>> start DATASET ROWS

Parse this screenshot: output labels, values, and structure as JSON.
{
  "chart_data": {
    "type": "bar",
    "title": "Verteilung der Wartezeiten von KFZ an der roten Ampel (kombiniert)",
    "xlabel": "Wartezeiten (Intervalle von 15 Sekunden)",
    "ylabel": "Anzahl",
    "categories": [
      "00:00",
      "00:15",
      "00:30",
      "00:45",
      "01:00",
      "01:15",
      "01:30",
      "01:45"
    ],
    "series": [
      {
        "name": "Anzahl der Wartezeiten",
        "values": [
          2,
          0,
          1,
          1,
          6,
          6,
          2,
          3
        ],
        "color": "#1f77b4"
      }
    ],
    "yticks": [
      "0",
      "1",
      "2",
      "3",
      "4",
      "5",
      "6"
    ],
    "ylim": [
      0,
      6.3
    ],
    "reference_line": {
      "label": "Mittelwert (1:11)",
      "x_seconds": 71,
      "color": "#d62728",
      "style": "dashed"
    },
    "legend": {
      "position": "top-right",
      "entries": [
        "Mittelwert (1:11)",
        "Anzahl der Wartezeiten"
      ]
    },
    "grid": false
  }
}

>> end DATASET ROWS
>> start DATASET ROWS

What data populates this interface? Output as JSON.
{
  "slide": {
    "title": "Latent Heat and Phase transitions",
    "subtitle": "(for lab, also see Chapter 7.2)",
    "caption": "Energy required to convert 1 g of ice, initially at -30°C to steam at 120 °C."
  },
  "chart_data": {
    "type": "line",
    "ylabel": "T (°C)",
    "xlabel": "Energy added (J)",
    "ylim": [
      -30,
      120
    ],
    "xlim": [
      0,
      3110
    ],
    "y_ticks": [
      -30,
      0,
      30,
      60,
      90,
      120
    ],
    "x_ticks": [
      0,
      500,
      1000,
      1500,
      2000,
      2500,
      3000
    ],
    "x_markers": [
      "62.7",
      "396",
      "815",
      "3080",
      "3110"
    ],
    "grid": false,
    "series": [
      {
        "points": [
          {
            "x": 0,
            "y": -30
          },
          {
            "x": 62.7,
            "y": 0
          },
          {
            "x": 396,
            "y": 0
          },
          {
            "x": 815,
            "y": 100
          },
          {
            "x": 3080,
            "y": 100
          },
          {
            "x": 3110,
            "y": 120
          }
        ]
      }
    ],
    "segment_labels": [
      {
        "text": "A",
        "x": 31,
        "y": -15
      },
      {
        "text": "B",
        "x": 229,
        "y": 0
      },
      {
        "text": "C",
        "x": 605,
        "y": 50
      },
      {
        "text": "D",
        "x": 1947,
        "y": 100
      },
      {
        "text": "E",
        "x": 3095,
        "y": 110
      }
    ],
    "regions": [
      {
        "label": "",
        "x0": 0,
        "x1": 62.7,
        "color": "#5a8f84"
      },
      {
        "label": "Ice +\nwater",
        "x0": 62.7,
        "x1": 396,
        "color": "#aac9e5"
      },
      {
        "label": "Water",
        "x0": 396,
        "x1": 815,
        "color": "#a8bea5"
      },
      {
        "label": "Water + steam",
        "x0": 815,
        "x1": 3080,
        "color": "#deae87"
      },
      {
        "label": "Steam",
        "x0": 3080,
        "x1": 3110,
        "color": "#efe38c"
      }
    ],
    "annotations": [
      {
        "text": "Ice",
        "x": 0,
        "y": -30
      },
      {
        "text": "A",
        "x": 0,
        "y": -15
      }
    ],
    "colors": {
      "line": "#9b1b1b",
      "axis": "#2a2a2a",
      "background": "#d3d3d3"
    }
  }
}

>> end DATASET ROWS
>> start DATASET ROWS

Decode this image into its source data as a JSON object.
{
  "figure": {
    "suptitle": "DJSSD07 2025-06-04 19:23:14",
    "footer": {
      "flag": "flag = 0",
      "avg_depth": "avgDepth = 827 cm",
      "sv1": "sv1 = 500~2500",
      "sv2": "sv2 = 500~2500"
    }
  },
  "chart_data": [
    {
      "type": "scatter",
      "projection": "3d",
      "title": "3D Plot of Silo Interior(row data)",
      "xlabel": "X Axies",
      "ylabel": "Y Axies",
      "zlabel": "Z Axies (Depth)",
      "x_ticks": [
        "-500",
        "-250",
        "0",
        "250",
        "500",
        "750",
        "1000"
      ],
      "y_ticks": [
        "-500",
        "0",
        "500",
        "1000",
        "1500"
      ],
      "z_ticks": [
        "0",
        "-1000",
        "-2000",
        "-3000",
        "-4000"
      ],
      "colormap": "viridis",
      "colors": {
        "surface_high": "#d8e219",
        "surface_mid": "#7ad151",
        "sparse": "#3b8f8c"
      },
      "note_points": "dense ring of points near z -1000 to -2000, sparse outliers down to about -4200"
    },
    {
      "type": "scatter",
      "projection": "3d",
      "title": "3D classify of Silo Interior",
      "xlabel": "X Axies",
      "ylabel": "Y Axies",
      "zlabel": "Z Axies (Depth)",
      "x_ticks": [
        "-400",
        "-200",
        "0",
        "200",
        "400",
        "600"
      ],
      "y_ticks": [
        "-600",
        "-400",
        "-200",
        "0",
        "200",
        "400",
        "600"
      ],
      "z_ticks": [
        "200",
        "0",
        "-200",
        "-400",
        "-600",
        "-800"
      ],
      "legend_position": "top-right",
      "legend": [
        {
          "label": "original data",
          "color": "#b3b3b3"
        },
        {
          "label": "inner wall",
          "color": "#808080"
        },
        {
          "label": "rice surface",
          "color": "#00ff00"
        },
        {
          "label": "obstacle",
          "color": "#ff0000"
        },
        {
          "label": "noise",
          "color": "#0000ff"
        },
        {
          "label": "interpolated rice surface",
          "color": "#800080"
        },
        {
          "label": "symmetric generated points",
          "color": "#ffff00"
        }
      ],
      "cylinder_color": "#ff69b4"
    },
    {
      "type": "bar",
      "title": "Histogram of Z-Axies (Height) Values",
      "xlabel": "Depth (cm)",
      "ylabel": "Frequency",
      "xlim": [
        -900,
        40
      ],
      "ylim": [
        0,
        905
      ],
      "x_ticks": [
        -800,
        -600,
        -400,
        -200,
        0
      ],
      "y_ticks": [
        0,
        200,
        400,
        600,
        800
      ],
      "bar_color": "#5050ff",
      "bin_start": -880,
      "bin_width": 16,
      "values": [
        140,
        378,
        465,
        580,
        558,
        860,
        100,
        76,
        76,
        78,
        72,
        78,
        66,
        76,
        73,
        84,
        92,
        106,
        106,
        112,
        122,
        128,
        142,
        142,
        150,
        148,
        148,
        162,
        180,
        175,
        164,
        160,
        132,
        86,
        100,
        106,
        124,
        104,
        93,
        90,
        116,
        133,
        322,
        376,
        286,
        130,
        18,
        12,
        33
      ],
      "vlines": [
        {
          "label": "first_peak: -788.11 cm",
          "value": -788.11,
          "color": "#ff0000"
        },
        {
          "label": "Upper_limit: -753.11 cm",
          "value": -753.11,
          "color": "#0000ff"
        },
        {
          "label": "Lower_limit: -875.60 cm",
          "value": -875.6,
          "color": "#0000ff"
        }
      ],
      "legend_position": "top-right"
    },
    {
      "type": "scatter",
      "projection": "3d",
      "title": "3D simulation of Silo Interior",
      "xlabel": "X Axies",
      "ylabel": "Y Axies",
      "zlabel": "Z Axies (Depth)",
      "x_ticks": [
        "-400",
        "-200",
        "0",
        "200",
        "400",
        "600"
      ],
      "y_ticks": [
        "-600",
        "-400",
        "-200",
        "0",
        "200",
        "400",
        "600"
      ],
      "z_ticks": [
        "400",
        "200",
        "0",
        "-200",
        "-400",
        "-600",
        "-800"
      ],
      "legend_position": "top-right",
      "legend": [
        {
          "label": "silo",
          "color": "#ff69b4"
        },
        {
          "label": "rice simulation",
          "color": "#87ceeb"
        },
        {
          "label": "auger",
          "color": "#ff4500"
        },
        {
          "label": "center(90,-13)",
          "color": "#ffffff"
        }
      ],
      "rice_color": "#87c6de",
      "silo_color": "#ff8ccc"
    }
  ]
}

>> end DATASET ROWS

*TASK TO COMPLETE:* Search the data for the word "Wartezeiten" and copy each line where it appears.

*SOLUTION TO THE PROBLEM:*
    "title": "Verteilung der Wartezeiten von KFZ an der roten Ampel (kombiniert)",
    "xlabel": "Wartezeiten (Intervalle von 15 Sekunden)",
        "name": "Anzahl der Wartezeiten",
        "Anzahl der Wartezeiten"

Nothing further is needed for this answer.